-- BEGIN --

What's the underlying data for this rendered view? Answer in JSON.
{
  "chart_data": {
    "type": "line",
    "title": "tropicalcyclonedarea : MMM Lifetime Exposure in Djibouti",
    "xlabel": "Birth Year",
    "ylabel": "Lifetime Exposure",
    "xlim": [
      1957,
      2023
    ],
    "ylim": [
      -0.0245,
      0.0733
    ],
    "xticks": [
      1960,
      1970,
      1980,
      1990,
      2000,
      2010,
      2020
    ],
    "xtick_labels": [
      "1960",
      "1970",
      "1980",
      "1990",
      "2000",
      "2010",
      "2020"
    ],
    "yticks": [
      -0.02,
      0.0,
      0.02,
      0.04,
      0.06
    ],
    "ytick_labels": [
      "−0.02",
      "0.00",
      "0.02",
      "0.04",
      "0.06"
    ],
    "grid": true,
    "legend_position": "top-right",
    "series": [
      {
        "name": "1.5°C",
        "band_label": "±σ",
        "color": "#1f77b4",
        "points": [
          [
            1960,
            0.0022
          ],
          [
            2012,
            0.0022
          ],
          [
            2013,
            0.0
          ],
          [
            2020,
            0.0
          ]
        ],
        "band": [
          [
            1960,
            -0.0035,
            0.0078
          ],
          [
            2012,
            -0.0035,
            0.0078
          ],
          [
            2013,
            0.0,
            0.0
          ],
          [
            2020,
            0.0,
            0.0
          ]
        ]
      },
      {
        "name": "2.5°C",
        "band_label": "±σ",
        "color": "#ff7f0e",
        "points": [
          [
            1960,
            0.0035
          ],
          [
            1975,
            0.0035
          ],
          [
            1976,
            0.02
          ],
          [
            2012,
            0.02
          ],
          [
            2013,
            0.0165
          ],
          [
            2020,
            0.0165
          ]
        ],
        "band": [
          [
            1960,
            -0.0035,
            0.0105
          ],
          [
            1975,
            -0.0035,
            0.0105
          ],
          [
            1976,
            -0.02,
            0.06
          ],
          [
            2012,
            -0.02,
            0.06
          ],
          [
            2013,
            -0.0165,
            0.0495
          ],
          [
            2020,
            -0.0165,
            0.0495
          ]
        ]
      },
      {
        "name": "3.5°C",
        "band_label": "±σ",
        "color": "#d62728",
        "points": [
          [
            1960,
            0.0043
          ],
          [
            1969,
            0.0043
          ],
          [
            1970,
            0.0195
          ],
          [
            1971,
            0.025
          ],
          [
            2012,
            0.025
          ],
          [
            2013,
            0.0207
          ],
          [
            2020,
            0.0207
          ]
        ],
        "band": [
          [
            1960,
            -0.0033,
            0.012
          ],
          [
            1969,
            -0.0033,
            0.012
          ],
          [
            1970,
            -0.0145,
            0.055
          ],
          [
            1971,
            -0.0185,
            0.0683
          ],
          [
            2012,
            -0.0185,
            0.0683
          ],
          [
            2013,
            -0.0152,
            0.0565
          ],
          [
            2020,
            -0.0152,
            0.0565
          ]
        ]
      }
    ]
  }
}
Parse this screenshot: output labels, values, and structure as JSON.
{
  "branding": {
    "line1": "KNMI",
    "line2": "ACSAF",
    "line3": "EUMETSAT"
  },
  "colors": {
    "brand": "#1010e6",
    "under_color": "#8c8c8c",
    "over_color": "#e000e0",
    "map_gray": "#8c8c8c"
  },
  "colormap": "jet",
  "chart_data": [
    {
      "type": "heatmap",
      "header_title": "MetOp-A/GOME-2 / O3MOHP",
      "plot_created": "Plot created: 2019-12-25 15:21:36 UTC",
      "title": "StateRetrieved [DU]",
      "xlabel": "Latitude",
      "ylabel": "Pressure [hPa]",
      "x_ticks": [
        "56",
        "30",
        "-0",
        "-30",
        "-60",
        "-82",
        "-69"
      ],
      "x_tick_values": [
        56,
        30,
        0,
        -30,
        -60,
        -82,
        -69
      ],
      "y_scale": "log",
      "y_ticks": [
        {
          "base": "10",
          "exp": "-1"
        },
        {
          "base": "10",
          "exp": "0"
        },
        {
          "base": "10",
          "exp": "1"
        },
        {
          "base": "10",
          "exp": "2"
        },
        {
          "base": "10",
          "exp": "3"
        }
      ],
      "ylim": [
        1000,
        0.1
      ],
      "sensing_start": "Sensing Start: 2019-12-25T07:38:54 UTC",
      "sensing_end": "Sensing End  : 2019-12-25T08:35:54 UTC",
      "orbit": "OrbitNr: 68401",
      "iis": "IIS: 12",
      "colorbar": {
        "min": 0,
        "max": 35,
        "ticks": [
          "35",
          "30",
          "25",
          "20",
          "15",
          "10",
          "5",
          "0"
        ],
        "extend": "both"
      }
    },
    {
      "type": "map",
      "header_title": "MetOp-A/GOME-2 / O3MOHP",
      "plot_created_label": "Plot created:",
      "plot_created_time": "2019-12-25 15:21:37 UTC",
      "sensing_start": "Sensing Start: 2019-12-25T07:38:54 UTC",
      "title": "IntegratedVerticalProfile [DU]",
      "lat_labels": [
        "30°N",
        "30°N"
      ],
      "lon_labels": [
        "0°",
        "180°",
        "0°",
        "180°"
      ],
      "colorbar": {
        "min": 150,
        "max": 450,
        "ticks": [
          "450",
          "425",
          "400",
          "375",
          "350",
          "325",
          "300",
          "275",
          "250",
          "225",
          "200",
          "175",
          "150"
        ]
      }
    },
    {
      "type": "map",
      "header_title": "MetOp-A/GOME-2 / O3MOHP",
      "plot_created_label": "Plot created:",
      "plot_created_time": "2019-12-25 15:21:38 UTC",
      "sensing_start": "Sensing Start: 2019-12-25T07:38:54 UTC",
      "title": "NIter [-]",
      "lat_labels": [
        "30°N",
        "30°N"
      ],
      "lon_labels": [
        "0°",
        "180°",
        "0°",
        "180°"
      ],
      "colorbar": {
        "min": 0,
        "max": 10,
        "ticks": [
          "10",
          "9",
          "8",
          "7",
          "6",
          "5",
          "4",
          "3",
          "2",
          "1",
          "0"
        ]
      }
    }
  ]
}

-- END --

■ **INSTRUCTION**: From the preceding material, extract every line exactly.

■ **OUTPUT OF THE TASK**:
What's the underlying data for this rendered view? Answer in JSON.
{
  "chart_data": {
    "type": "line",
    "title": "tropicalcyclonedarea : MMM Lifetime Exposure in Djibouti",
    "xlabel": "Birth Year",
    "ylabel": "Lifetime Exposure",
    "xlim": [
      1957,
      2023
    ],
    "ylim": [
      -0.0245,
      0.0733
    ],
    "xticks": [
      1960,
      1970,
      1980,
      1990,
      2000,
      2010,
      2020
    ],
    "xtick_labels": [
      "1960",
      "1970",
      "1980",
      "1990",
      "2000",
      "2010",
      "2020"
    ],
    "yticks": [
      -0.02,
      0.0,
      0.02,
      0.04,
      0.06
    ],
    "ytick_labels": [
      "−0.02",
      "0.00",
      "0.02",
      "0.04",
      "0.06"
    ],
    "grid": true,
    "legend_position": "top-right",
    "series": [
      {
        "name": "1.5°C",
        "band_label": "±σ",
        "color": "#1f77b4",
        "points": [
          [
            1960,
            0.0022
          ],
          [
            2012,
            0.0022
          ],
          [
            2013,
            0.0
          ],
          [
            2020,
            0.0
          ]
        ],
        "band": [
          [
            1960,
            -0.0035,
            0.0078
          ],
          [
            2012,
            -0.0035,
            0.0078
          ],
          [
            2013,
            0.0,
            0.0
          ],
          [
            2020,
            0.0,
            0.0
          ]
        ]
      },
      {
        "name": "2.5°C",
        "band_label": "±σ",
        "color": "#ff7f0e",
        "points": [
          [
            1960,
            0.0035
          ],
          [
            1975,
            0.0035
          ],
          [
            1976,
            0.02
          ],
          [
            2012,
            0.02
          ],
          [
            2013,
            0.0165
          ],
          [
            2020,
            0.0165
          ]
        ],
        "band": [
          [
            1960,
            -0.0035,
            0.0105
          ],
          [
            1975,
            -0.0035,
            0.0105
          ],
          [
            1976,
            -0.02,
            0.06
          ],
          [
            2012,
            -0.02,
            0.06
          ],
          [
            2013,
            -0.0165,
            0.0495
          ],
          [
            2020,
            -0.0165,
            0.0495
          ]
        ]
      },
      {
        "name": "3.5°C",
        "band_label": "±σ",
        "color": "#d62728",
        "points": [
          [
            1960,
            0.0043
          ],
          [
            1969,
            0.0043
          ],
          [
            1970,
            0.0195
          ],
          [
            1971,
            0.025
          ],
          [
            2012,
            0.025
          ],
          [
            2013,
            0.0207
          ],
          [
            2020,
            0.0207
          ]
        ],
        "band": [
          [
            1960,
            -0.0033,
            0.012
          ],
          [
            1969,
            -0.0033,
            0.012
          ],
          [
            1970,
            -0.0145,
            0.055
          ],
          [
            1971,
            -0.0185,
            0.0683
          ],
          [
            2012,
            -0.0185,
            0.0683
          ],
          [
            2013,
            -0.0152,
            0.0565
          ],
          [
            2020,
            -0.0152,
            0.0565
          ]
        ]
      }
    ]
  }
}
Parse this screenshot: output labels, values, and structure as JSON.
{
  "branding": {
    "line1": "KNMI",
    "line2": "ACSAF",
    "line3": "EUMETSAT"
  },
  "colors": {
    "brand": "#1010e6",
    "under_color": "#8c8c8c",
    "over_color": "#e000e0",
    "map_gray": "#8c8c8c"
  },
  "colormap": "jet",
  "chart_data": [
    {
      "type": "heatmap",
      "header_title": "MetOp-A/GOME-2 / O3MOHP",
      "plot_created": "Plot created: 2019-12-25 15:21:36 UTC",
      "title": "StateRetrieved [DU]",
      "xlabel": "Latitude",
      "ylabel": "Pressure [hPa]",
      "x_ticks": [
        "56",
        "30",
        "-0",
        "-30",
        "-60",
        "-82",
        "-69"
      ],
      "x_tick_values": [
        56,
        30,
        0,
        -30,
        -60,
        -82,
        -69
      ],
      "y_scale": "log",
      "y_ticks": [
        {
          "base": "10",
          "exp": "-1"
        },
        {
          "base": "10",
          "exp": "0"
        },
        {
          "base": "10",
          "exp": "1"
        },
        {
          "base": "10",
          "exp": "2"
        },
        {
          "base": "10",
          "exp": "3"
        }
      ],
      "ylim": [
        1000,
        0.1
      ],
      "sensing_start": "Sensing Start: 2019-12-25T07:38:54 UTC",
      "sensing_end": "Sensing End  : 2019-12-25T08:35:54 UTC",
      "orbit": "OrbitNr: 68401",
      "iis": "IIS: 12",
      "colorbar": {
        "min": 0,
        "max": 35,
        "ticks": [
          "35",
          "30",
          "25",
          "20",
          "15",
          "10",
          "5",
          "0"
        ],
        "extend": "both"
      }
    },
    {
      "type": "map",
      "header_title": "MetOp-A/GOME-2 / O3MOHP",
      "plot_created_label": "Plot created:",
      "plot_created_time": "2019-12-25 15:21:37 UTC",
      "sensing_start": "Sensing Start: 2019-12-25T07:38:54 UTC",
      "title": "IntegratedVerticalProfile [DU]",
      "lat_labels": [
        "30°N",
        "30°N"
      ],
      "lon_labels": [
        "0°",
        "180°",
        "0°",
        "180°"
      ],
      "colorbar": {
        "min": 150,
        "max": 450,
        "ticks": [
          "450",
          "425",
          "400",
          "375",
          "350",
          "325",
          "300",
          "275",
          "250",
          "225",
          "200",
          "175",
          "150"
        ]
      }
    },
    {
      "type": "map",
      "header_title": "MetOp-A/GOME-2 / O3MOHP",
      "plot_created_label": "Plot created:",
      "plot_created_time": "2019-12-25 15:21:38 UTC",
      "sensing_start": "Sensing Start: 2019-12-25T07:38:54 UTC",
      "title": "NIter [-]",
      "lat_labels": [
        "30°N",
        "30°N"
      ],
      "lon_labels": [
        "0°",
        "180°",
        "0°",
        "180°"
      ],
      "colorbar": {
        "min": 0,
        "max": 10,
        "ticks": [
          "10",
          "9",
          "8",
          "7",
          "6",
          "5",
          "4",
          "3",
          "2",
          "1",
          "0"
        ]
      }
    }
  ]
}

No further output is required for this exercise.